• TASK MATERIAL:
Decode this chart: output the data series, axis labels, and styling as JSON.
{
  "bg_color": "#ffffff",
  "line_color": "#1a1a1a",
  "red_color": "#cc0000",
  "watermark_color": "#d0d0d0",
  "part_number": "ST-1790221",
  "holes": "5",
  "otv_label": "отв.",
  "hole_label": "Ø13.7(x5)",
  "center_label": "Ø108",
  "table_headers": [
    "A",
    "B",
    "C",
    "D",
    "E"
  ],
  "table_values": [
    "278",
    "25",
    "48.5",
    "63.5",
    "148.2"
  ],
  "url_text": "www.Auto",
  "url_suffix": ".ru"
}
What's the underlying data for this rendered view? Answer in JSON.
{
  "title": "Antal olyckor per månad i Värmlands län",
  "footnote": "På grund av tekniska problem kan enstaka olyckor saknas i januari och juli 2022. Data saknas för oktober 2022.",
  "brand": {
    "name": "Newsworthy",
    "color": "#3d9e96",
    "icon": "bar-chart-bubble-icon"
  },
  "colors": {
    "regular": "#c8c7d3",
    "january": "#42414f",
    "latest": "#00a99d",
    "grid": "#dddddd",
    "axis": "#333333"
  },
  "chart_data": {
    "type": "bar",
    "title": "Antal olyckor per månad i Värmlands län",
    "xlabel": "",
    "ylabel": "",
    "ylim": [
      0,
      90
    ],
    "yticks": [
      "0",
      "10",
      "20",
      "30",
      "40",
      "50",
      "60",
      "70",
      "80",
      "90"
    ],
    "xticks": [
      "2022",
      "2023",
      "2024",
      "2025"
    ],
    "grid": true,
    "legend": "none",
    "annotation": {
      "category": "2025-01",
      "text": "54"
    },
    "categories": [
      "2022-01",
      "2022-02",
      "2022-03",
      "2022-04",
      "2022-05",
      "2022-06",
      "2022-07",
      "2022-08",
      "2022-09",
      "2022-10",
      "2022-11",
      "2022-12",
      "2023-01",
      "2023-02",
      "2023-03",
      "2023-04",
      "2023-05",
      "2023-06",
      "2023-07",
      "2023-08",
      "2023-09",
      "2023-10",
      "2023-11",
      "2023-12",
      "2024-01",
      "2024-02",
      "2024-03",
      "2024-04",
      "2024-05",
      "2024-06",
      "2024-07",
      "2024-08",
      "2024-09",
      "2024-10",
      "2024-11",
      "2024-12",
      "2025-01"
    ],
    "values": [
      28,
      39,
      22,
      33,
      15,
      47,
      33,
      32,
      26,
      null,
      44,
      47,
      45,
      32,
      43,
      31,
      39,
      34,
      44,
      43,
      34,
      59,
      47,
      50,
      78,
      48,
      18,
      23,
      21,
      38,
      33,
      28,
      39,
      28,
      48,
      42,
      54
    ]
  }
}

• EXERCISE: Copy every record exactly as presented.

• SOLUTION:
Decode this chart: output the data series, axis labels, and styling as JSON.
{
  "bg_color": "#ffffff",
  "line_color": "#1a1a1a",
  "red_color": "#cc0000",
  "watermark_color": "#d0d0d0",
  "part_number": "ST-1790221",
  "holes": "5",
  "otv_label": "отв.",
  "hole_label": "Ø13.7(x5)",
  "center_label": "Ø108",
  "table_headers": [
    "A",
    "B",
    "C",
    "D",
    "E"
  ],
  "table_values": [
    "278",
    "25",
    "48.5",
    "63.5",
    "148.2"
  ],
  "url_text": "www.Auto",
  "url_suffix": ".ru"
}
What's the underlying data for this rendered view? Answer in JSON.
{
  "title": "Antal olyckor per månad i Värmlands län",
  "footnote": "På grund av tekniska problem kan enstaka olyckor saknas i januari och juli 2022. Data saknas för oktober 2022.",
  "brand": {
    "name": "Newsworthy",
    "color": "#3d9e96",
    "icon": "bar-chart-bubble-icon"
  },
  "colors": {
    "regular": "#c8c7d3",
    "january": "#42414f",
    "latest": "#00a99d",
    "grid": "#dddddd",
    "axis": "#333333"
  },
  "chart_data": {
    "type": "bar",
    "title": "Antal olyckor per månad i Värmlands län",
    "xlabel": "",
    "ylabel": "",
    "ylim": [
      0,
      90
    ],
    "yticks": [
      "0",
      "10",
      "20",
      "30",
      "40",
      "50",
      "60",
      "70",
      "80",
      "90"
    ],
    "xticks": [
      "2022",
      "2023",
      "2024",
      "2025"
    ],
    "grid": true,
    "legend": "none",
    "annotation": {
      "category": "2025-01",
      "text": "54"
    },
    "categories": [
      "2022-01",
      "2022-02",
      "2022-03",
      "2022-04",
      "2022-05",
      "2022-06",
      "2022-07",
      "2022-08",
      "2022-09",
      "2022-10",
      "2022-11",
      "2022-12",
      "2023-01",
      "2023-02",
      "2023-03",
      "2023-04",
      "2023-05",
      "2023-06",
      "2023-07",
      "2023-08",
      "2023-09",
      "2023-10",
      "2023-11",
      "2023-12",
      "2024-01",
      "2024-02",
      "2024-03",
      "2024-04",
      "2024-05",
      "2024-06",
      "2024-07",
      "2024-08",
      "2024-09",
      "2024-10",
      "2024-11",
      "2024-12",
      "2025-01"
    ],
    "values": [
      28,
      39,
      22,
      33,
      15,
      47,
      33,
      32,
      26,
      null,
      44,
      47,
      45,
      32,
      43,
      31,
      39,
      34,
      44,
      43,
      34,
      59,
      47,
      50,
      78,
      48,
      18,
      23,
      21,
      38,
      33,
      28,
      39,
      28,
      48,
      42,
      54
    ]
  }
}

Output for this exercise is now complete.